PROBLEM ->
Copy out lines with the word "error" from the material that follows.

Entries from a dataset ->
-- Start --

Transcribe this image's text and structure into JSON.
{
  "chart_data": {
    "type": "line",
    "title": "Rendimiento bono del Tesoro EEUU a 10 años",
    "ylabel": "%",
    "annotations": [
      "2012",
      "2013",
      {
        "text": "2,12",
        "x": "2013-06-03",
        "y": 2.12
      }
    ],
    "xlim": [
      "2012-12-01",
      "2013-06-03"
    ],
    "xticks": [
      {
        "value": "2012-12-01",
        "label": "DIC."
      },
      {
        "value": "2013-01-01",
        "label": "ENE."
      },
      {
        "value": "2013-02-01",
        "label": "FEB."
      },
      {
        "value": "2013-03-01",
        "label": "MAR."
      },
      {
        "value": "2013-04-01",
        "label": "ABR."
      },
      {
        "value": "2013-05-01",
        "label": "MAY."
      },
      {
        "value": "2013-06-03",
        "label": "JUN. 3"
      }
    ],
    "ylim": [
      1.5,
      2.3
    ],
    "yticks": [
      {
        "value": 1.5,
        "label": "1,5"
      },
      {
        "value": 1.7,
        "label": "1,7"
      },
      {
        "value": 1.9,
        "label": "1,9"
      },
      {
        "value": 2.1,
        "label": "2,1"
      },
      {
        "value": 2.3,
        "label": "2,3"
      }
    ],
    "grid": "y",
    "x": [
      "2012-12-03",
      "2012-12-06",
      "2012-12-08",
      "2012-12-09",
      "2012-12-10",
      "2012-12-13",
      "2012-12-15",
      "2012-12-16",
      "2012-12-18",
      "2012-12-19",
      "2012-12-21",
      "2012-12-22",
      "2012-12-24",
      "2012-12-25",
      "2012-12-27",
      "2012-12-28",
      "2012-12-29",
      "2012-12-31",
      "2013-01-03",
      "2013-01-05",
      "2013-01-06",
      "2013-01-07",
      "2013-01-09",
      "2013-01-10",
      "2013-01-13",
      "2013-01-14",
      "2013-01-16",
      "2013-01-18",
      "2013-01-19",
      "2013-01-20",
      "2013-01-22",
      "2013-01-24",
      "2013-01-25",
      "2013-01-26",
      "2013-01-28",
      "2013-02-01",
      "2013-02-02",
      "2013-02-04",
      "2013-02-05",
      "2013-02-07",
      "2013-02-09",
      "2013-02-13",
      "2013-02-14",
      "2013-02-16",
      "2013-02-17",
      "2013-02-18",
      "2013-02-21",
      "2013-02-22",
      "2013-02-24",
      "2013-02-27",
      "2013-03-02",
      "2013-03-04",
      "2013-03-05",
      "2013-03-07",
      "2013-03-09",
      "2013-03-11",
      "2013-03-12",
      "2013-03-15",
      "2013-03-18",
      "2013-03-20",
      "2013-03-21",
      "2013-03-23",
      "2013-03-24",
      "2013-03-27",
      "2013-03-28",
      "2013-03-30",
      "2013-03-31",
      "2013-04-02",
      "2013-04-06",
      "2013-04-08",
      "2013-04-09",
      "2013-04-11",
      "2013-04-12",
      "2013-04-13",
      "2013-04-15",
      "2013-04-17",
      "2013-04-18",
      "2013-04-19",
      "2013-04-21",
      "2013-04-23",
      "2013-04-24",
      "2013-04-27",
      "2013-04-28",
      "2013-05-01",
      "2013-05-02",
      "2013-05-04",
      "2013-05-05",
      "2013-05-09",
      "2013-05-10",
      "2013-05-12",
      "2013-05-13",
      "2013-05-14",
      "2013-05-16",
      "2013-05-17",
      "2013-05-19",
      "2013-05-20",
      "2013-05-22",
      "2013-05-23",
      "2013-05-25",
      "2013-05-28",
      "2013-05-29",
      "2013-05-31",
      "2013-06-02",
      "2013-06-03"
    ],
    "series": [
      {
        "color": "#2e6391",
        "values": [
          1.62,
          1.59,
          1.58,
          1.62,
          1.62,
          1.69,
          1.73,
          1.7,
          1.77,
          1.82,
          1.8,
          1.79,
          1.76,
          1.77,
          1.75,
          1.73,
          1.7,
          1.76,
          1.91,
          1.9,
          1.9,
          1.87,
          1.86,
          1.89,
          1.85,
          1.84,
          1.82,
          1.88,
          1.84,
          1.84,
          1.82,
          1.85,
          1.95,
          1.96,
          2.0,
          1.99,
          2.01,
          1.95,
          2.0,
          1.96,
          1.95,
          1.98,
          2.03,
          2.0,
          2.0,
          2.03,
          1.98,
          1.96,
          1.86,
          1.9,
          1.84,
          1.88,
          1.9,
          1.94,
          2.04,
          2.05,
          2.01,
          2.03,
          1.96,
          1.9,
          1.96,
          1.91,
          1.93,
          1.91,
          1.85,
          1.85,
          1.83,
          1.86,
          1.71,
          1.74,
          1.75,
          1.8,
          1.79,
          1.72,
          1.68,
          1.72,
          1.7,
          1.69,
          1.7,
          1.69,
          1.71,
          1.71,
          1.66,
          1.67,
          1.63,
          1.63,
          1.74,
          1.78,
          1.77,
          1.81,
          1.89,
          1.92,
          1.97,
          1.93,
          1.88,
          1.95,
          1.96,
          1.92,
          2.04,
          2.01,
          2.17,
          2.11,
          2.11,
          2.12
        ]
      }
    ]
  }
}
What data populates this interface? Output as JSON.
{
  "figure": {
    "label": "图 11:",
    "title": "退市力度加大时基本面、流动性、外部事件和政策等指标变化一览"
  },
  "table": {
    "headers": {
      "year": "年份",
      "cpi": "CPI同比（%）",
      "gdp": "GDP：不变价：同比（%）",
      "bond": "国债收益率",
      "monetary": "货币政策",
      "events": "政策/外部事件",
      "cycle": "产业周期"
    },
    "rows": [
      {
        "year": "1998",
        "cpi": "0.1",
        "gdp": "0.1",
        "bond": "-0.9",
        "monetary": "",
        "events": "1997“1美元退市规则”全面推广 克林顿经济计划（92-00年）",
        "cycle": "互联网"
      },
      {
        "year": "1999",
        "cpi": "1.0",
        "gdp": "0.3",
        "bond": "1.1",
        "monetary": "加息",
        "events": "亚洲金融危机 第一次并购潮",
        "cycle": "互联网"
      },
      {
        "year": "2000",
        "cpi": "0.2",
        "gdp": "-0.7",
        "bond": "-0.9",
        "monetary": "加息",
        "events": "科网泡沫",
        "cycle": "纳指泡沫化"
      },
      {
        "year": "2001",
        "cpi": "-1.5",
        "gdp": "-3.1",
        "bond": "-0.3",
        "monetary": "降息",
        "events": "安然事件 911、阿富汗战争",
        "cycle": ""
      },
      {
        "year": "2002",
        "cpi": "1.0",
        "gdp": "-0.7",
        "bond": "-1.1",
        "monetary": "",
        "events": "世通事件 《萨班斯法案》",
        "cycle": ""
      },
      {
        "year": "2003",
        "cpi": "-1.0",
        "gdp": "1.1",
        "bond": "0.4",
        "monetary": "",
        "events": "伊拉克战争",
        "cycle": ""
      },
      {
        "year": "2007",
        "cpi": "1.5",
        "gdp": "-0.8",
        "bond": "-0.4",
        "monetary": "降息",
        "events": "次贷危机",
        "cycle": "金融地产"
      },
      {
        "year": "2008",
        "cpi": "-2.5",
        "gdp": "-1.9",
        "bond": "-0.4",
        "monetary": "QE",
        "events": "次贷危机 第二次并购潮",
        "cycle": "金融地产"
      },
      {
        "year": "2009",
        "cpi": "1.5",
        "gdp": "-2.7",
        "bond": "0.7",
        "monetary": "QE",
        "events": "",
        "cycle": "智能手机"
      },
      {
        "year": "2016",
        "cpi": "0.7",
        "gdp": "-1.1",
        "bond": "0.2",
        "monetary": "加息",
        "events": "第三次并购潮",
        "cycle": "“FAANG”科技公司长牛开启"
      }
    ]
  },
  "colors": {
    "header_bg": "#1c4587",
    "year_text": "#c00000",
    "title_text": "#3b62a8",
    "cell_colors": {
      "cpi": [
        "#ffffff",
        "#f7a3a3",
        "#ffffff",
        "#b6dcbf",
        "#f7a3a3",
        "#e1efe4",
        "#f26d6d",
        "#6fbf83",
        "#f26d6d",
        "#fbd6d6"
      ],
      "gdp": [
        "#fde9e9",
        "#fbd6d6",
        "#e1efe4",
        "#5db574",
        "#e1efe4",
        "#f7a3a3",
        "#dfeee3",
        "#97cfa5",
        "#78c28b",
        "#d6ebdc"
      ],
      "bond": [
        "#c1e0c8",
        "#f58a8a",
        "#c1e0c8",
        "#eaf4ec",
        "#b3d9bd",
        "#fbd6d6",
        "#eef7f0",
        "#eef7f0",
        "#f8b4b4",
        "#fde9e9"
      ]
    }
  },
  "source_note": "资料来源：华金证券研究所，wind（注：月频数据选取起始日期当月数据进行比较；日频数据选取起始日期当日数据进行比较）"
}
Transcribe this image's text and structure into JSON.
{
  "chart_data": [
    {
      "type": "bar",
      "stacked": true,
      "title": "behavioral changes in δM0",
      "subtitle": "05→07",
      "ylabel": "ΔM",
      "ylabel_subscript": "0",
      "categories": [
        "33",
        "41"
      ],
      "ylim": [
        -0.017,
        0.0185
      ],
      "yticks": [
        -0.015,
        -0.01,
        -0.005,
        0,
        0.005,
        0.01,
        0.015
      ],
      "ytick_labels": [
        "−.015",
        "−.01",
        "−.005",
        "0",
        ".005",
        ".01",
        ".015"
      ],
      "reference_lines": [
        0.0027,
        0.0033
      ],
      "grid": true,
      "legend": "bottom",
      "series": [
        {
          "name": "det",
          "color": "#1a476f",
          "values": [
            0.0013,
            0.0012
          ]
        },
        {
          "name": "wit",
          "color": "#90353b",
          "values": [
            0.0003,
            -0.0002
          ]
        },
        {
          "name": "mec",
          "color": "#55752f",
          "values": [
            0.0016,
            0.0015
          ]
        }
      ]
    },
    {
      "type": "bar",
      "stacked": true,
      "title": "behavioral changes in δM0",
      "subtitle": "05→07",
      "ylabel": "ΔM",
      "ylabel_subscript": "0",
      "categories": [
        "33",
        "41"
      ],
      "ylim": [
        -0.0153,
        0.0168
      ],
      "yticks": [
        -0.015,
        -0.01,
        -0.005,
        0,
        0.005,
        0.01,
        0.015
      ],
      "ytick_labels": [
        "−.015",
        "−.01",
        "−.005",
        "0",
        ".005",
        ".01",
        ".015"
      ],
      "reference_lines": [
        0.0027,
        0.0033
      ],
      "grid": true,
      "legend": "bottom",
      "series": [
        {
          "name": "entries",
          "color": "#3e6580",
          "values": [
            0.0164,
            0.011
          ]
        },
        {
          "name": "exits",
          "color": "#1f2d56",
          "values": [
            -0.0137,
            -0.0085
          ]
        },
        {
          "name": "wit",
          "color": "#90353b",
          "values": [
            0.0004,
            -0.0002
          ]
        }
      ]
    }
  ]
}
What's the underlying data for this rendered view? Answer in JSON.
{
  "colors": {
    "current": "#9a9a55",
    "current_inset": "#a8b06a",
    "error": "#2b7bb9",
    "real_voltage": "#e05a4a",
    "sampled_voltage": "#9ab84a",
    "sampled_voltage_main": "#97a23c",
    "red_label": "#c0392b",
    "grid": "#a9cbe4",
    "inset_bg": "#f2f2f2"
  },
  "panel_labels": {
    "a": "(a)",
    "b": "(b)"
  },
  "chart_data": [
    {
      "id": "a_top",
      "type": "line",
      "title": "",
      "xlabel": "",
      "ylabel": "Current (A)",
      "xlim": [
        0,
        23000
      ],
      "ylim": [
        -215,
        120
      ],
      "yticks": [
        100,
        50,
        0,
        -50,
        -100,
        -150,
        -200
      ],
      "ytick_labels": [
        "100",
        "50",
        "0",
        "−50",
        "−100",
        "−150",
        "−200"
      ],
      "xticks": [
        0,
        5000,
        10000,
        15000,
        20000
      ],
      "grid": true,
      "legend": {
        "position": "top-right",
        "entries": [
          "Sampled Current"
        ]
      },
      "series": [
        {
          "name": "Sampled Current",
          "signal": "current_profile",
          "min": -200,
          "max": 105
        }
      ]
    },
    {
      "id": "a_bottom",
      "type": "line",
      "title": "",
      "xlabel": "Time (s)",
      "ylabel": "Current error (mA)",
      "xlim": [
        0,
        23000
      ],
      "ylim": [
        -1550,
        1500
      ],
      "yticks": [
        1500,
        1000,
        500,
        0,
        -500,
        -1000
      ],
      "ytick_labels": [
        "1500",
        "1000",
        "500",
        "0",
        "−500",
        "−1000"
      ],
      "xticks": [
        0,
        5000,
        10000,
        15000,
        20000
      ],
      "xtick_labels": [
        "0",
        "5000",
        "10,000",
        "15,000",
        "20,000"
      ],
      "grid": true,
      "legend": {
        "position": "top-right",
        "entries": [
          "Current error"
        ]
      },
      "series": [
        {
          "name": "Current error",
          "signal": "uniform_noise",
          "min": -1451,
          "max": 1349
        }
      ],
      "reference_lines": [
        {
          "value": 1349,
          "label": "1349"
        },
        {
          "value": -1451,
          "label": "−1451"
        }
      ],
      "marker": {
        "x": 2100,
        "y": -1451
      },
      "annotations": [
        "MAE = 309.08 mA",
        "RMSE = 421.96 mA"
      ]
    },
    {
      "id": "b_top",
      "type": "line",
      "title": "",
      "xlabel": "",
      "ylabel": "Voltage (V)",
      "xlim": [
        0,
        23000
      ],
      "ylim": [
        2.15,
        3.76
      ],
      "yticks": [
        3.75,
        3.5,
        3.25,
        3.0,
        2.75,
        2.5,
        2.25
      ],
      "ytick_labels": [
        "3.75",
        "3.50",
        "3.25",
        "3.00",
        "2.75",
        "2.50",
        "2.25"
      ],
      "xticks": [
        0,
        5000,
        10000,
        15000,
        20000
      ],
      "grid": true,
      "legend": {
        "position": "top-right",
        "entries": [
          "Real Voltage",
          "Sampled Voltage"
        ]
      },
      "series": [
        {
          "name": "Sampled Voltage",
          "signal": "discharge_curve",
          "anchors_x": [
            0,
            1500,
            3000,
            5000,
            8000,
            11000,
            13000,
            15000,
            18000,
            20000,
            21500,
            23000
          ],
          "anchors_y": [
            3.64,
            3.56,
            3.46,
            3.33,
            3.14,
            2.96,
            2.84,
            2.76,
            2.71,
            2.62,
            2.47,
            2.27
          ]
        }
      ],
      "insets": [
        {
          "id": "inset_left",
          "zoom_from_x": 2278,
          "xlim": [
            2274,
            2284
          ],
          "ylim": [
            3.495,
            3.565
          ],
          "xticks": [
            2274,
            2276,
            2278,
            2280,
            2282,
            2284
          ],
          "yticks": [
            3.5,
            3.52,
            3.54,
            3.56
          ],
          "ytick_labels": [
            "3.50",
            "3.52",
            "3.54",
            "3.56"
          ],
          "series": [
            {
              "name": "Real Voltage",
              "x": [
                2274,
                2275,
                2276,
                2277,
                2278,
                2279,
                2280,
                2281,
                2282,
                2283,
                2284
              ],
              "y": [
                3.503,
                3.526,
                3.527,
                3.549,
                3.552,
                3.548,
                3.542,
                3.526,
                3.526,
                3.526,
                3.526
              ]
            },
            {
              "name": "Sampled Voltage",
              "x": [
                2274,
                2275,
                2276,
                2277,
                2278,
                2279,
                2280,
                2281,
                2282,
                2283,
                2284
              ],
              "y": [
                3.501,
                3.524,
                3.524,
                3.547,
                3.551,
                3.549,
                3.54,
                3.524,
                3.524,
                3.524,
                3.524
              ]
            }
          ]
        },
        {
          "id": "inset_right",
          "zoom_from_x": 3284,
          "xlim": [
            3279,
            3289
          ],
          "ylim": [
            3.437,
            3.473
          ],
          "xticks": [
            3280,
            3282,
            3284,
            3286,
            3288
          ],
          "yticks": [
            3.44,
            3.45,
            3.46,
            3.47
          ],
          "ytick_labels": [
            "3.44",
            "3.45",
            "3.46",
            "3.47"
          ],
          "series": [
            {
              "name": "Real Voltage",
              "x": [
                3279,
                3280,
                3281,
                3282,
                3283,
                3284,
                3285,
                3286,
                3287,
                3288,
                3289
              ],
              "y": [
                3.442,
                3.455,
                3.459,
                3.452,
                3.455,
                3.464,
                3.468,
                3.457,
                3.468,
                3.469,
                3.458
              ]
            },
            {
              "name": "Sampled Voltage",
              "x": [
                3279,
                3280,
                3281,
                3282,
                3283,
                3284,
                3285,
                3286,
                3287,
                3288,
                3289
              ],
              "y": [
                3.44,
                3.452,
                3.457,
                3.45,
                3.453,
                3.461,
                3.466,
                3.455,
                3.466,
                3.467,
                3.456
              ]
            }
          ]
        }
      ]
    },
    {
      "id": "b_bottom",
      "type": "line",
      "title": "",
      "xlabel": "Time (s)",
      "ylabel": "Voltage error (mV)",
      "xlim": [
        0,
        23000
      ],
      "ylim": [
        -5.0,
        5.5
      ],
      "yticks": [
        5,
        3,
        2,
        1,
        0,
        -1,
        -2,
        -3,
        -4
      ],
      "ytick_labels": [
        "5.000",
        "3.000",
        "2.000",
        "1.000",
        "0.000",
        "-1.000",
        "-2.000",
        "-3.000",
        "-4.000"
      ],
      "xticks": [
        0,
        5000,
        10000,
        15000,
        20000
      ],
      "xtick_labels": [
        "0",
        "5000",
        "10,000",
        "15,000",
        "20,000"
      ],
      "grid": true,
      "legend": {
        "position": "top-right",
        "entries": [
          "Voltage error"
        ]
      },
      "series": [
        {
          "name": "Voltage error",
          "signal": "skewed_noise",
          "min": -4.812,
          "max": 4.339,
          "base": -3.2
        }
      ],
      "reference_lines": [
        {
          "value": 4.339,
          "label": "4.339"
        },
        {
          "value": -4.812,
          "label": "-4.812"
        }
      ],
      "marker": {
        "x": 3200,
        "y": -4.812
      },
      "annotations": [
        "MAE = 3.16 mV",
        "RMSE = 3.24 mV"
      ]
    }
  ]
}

-- End --

WRITTEN RESPONSE ->
    "error": "#2b7bb9",
      "ylabel": "Current error (mA)",
          "Current error"
          "name": "Current error",
      "ylabel": "Voltage error (mV)",
          "Voltage error"
          "name": "Voltage error",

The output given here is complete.